◆ GOAL: Can you transcribe every line exactly and leave the pictures behind?

Recorded data:

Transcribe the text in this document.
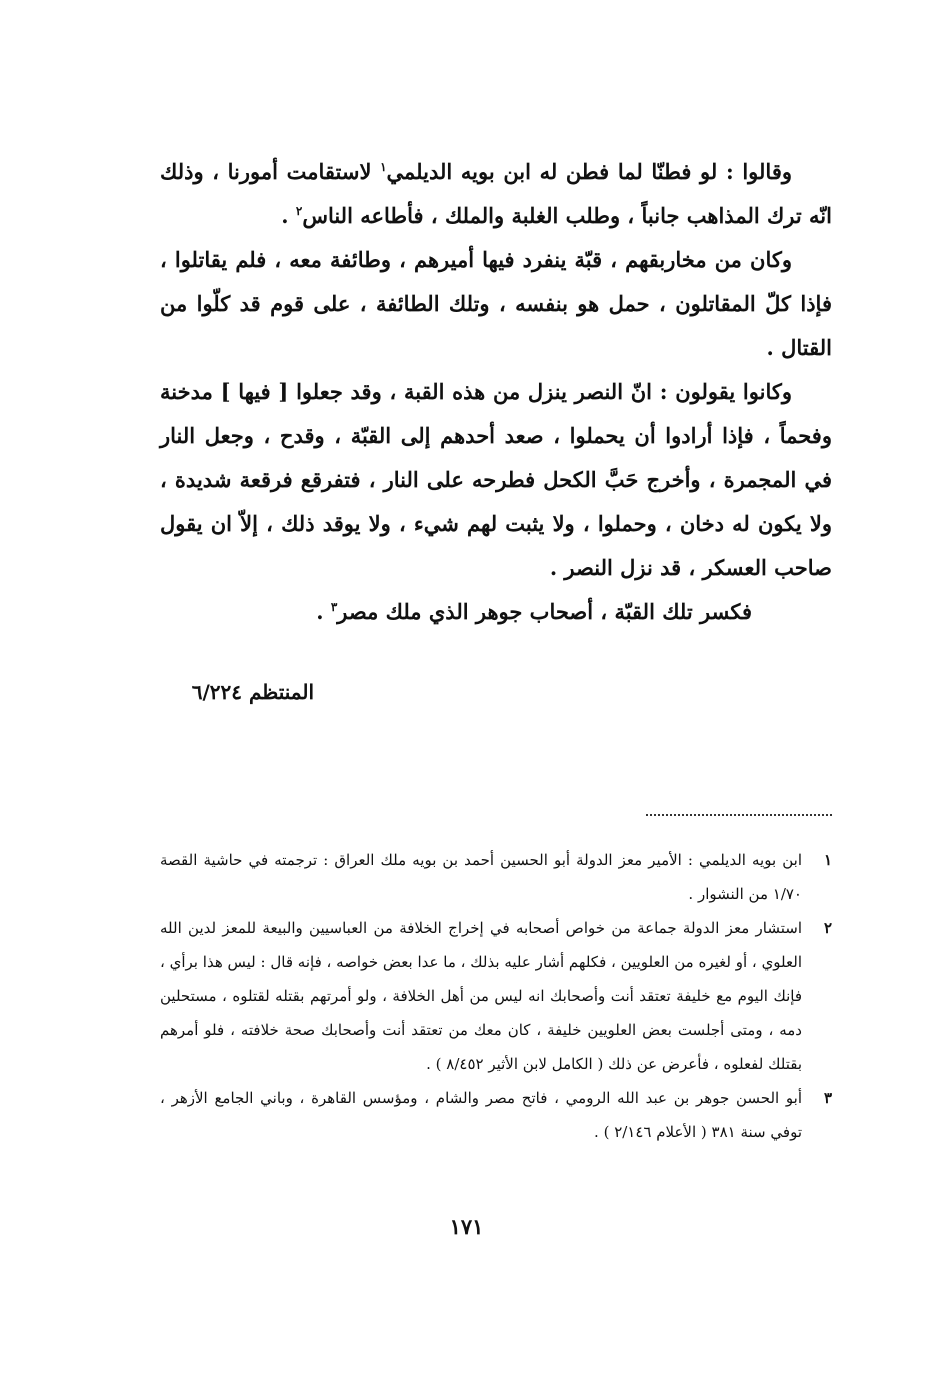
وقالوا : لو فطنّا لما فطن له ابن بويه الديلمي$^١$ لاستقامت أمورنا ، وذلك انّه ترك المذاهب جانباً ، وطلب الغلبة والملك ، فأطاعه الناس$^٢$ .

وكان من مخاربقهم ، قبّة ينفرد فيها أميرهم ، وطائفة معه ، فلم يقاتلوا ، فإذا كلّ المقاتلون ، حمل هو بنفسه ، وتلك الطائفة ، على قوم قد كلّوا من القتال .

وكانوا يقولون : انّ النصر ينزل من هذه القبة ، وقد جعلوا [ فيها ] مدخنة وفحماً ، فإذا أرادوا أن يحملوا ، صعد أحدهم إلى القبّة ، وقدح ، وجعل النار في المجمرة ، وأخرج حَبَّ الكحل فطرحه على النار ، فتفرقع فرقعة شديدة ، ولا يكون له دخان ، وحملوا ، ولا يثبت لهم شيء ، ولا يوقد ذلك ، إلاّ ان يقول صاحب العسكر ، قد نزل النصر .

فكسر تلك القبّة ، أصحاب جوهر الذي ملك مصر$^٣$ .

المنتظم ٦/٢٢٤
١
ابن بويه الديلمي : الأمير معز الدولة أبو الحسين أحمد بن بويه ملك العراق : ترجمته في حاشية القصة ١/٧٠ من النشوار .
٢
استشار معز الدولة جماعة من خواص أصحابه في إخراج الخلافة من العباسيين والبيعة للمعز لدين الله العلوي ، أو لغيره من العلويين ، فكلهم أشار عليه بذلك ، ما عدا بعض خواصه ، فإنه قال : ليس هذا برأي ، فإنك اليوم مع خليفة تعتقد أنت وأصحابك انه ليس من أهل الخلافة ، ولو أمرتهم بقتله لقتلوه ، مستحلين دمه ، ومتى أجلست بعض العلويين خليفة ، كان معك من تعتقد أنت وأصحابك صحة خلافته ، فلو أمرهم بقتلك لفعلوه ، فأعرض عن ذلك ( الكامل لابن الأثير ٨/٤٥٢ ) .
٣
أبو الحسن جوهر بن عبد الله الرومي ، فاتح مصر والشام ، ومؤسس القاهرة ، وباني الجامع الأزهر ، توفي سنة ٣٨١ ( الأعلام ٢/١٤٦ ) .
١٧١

◆ CORRECT RESULT:
Transcribe the text in this document.
وقالوا : لو فطنّا لما فطن له ابن بويه الديلمي$^١$ لاستقامت أمورنا ، وذلك انّه ترك المذاهب جانباً ، وطلب الغلبة والملك ، فأطاعه الناس$^٢$ .

وكان من مخاربقهم ، قبّة ينفرد فيها أميرهم ، وطائفة معه ، فلم يقاتلوا ، فإذا كلّ المقاتلون ، حمل هو بنفسه ، وتلك الطائفة ، على قوم قد كلّوا من القتال .

وكانوا يقولون : انّ النصر ينزل من هذه القبة ، وقد جعلوا [ فيها ] مدخنة وفحماً ، فإذا أرادوا أن يحملوا ، صعد أحدهم إلى القبّة ، وقدح ، وجعل النار في المجمرة ، وأخرج حَبَّ الكحل فطرحه على النار ، فتفرقع فرقعة شديدة ، ولا يكون له دخان ، وحملوا ، ولا يثبت لهم شيء ، ولا يوقد ذلك ، إلاّ ان يقول صاحب العسكر ، قد نزل النصر .

فكسر تلك القبّة ، أصحاب جوهر الذي ملك مصر$^٣$ .

المنتظم ٦/٢٢٤
١
ابن بويه الديلمي : الأمير معز الدولة أبو الحسين أحمد بن بويه ملك العراق : ترجمته في حاشية القصة ١/٧٠ من النشوار .
٢
استشار معز الدولة جماعة من خواص أصحابه في إخراج الخلافة من العباسيين والبيعة للمعز لدين الله العلوي ، أو لغيره من العلويين ، فكلهم أشار عليه بذلك ، ما عدا بعض خواصه ، فإنه قال : ليس هذا برأي ، فإنك اليوم مع خليفة تعتقد أنت وأصحابك انه ليس من أهل الخلافة ، ولو أمرتهم بقتله لقتلوه ، مستحلين دمه ، ومتى أجلست بعض العلويين خليفة ، كان معك من تعتقد أنت وأصحابك صحة خلافته ، فلو أمرهم بقتلك لفعلوه ، فأعرض عن ذلك ( الكامل لابن الأثير ٨/٤٥٢ ) .
٣
أبو الحسن جوهر بن عبد الله الرومي ، فاتح مصر والشام ، ومؤسس القاهرة ، وباني الجامع الأزهر ، توفي سنة ٣٨١ ( الأعلام ٢/١٤٦ ) .
١٧١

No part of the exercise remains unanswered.